PROBLEM TO WORK ON:
Copy out lines with the word "California" from the material that follows.

(Dataset rows)

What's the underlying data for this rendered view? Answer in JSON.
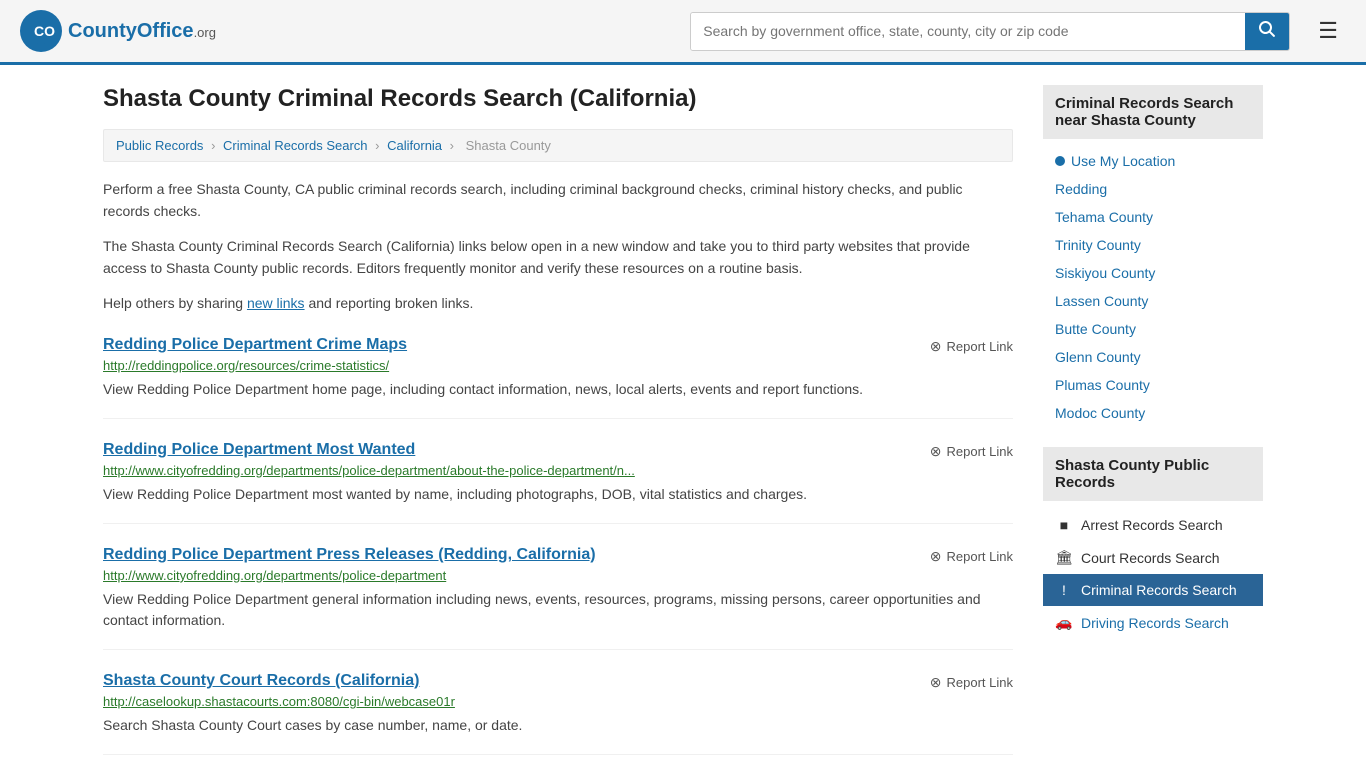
{
  "header": {
    "logo_text": "CountyOffice",
    "logo_org": ".org",
    "search_placeholder": "Search by government office, state, county, city or zip code",
    "search_value": ""
  },
  "page": {
    "title": "Shasta County Criminal Records Search (California)",
    "breadcrumbs": [
      {
        "label": "Public Records",
        "url": "#"
      },
      {
        "label": "Criminal Records Search",
        "url": "#"
      },
      {
        "label": "California",
        "url": "#"
      },
      {
        "label": "Shasta County",
        "url": "#"
      }
    ],
    "desc1": "Perform a free Shasta County, CA public criminal records search, including criminal background checks, criminal history checks, and public records checks.",
    "desc2": "The Shasta County Criminal Records Search (California) links below open in a new window and take you to third party websites that provide access to Shasta County public records. Editors frequently monitor and verify these resources on a routine basis.",
    "desc3_prefix": "Help others by sharing ",
    "desc3_link": "new links",
    "desc3_suffix": " and reporting broken links.",
    "results": [
      {
        "title": "Redding Police Department Crime Maps",
        "url": "http://reddingpolice.org/resources/crime-statistics/",
        "desc": "View Redding Police Department home page, including contact information, news, local alerts, events and report functions.",
        "report": "Report Link"
      },
      {
        "title": "Redding Police Department Most Wanted",
        "url": "http://www.cityofredding.org/departments/police-department/about-the-police-department/n...",
        "desc": "View Redding Police Department most wanted by name, including photographs, DOB, vital statistics and charges.",
        "report": "Report Link"
      },
      {
        "title": "Redding Police Department Press Releases (Redding, California)",
        "url": "http://www.cityofredding.org/departments/police-department",
        "desc": "View Redding Police Department general information including news, events, resources, programs, missing persons, career opportunities and contact information.",
        "report": "Report Link"
      },
      {
        "title": "Shasta County Court Records (California)",
        "url": "http://caselookup.shastacourts.com:8080/cgi-bin/webcase01r",
        "desc": "Search Shasta County Court cases by case number, name, or date.",
        "report": "Report Link"
      }
    ]
  },
  "sidebar": {
    "nearby_header": "Criminal Records Search near Shasta County",
    "use_location": "Use My Location",
    "nearby_links": [
      "Redding",
      "Tehama County",
      "Trinity County",
      "Siskiyou County",
      "Lassen County",
      "Butte County",
      "Glenn County",
      "Plumas County",
      "Modoc County"
    ],
    "public_records_header": "Shasta County Public Records",
    "public_records": [
      {
        "label": "Arrest Records Search",
        "icon": "■",
        "active": false
      },
      {
        "label": "Court Records Search",
        "icon": "🏛",
        "active": false
      },
      {
        "label": "Criminal Records Search",
        "icon": "!",
        "active": true
      },
      {
        "label": "Driving Records Search",
        "icon": "🚗",
        "active": false
      }
    ]
  }
}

RESULT FOR THIS EXERCISE:
    "title": "Shasta County Criminal Records Search (California)",
        "label": "California",
    "desc2": "The Shasta County Criminal Records Search (California) links below open in a new window and take you to third party websites that provide access to Shasta County public records. Editors frequently monitor and verify these resources on a routine basis.",
        "title": "Redding Police Department Press Releases (Redding, California)",
        "title": "Shasta County Court Records (California)",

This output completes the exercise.